* _Set task_
Reproduce the listing word for word, leaving every picture behind.

(Saved data entries)
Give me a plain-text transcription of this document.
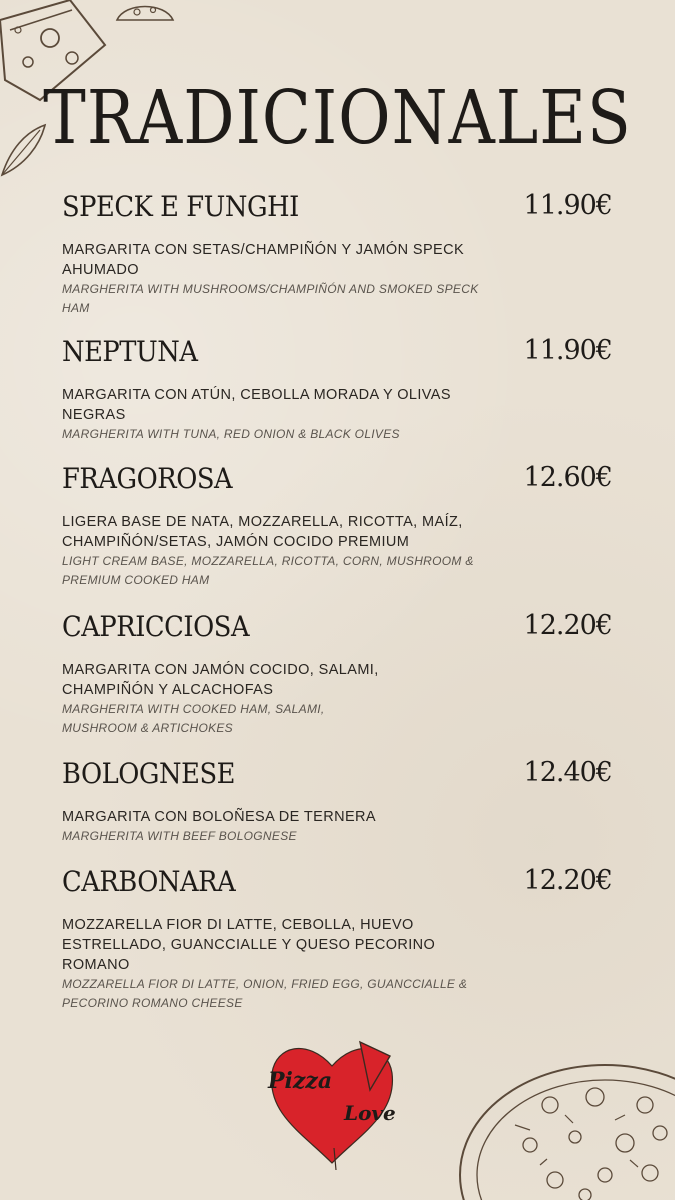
TRADICIONALES
SPECK E FUNGHI	11.90€
MARGARITA CON SETAS/CHAMPIÑÓN Y JAMÓN SPECK AHUMADO
MARGHERITA WITH MUSHROOMS/CHAMPIÑÓN AND SMOKED SPECK HAM
NEPTUNA	11.90€
MARGARITA CON ATÚN, CEBOLLA MORADA Y OLIVAS NEGRAS
MARGHERITA WITH TUNA, RED ONION & BLACK OLIVES
FRAGOROSA	12.60€
LIGERA BASE DE NATA, MOZZARELLA, RICOTTA, MAÍZ, CHAMPIÑÓN/SETAS, JAMÓN COCIDO PREMIUM
LIGHT CREAM BASE, MOZZARELLA, RICOTTA, CORN, MUSHROOM & PREMIUM COOKED HAM
CAPRICCIOSA	12.20€
MARGARITA CON JAMÓN COCIDO, SALAMI, CHAMPIÑÓN Y ALCACHOFAS
MARGHERITA WITH COOKED HAM, SALAMI, MUSHROOM & ARTICHOKES
BOLOGNESE	12.40€
MARGARITA CON BOLOÑESA DE TERNERA
MARGHERITA WITH BEEF BOLOGNESE
CARBONARA	12.20€
MOZZARELLA FIOR DI LATTE, CEBOLLA, HUEVO ESTRELLADO, GUANCCIALLE Y QUESO PECORINO ROMANO
MOZZARELLA FIOR DI LATTE, ONION, FRIED EGG, GUANCCIALLE & PECORINO ROMANO CHEESE
Pizza
Love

* _In response_
Give me a plain-text transcription of this document.
TRADICIONALES
SPECK E FUNGHI	11.90€
MARGARITA CON SETAS/CHAMPIÑÓN Y JAMÓN SPECK AHUMADO
MARGHERITA WITH MUSHROOMS/CHAMPIÑÓN AND SMOKED SPECK HAM
NEPTUNA	11.90€
MARGARITA CON ATÚN, CEBOLLA MORADA Y OLIVAS NEGRAS
MARGHERITA WITH TUNA, RED ONION & BLACK OLIVES
FRAGOROSA	12.60€
LIGERA BASE DE NATA, MOZZARELLA, RICOTTA, MAÍZ, CHAMPIÑÓN/SETAS, JAMÓN COCIDO PREMIUM
LIGHT CREAM BASE, MOZZARELLA, RICOTTA, CORN, MUSHROOM & PREMIUM COOKED HAM
CAPRICCIOSA	12.20€
MARGARITA CON JAMÓN COCIDO, SALAMI, CHAMPIÑÓN Y ALCACHOFAS
MARGHERITA WITH COOKED HAM, SALAMI, MUSHROOM & ARTICHOKES
BOLOGNESE	12.40€
MARGARITA CON BOLOÑESA DE TERNERA
MARGHERITA WITH BEEF BOLOGNESE
CARBONARA	12.20€
MOZZARELLA FIOR DI LATTE, CEBOLLA, HUEVO ESTRELLADO, GUANCCIALLE Y QUESO PECORINO ROMANO
MOZZARELLA FIOR DI LATTE, ONION, FRIED EGG, GUANCCIALLE & PECORINO ROMANO CHEESE
Pizza
Love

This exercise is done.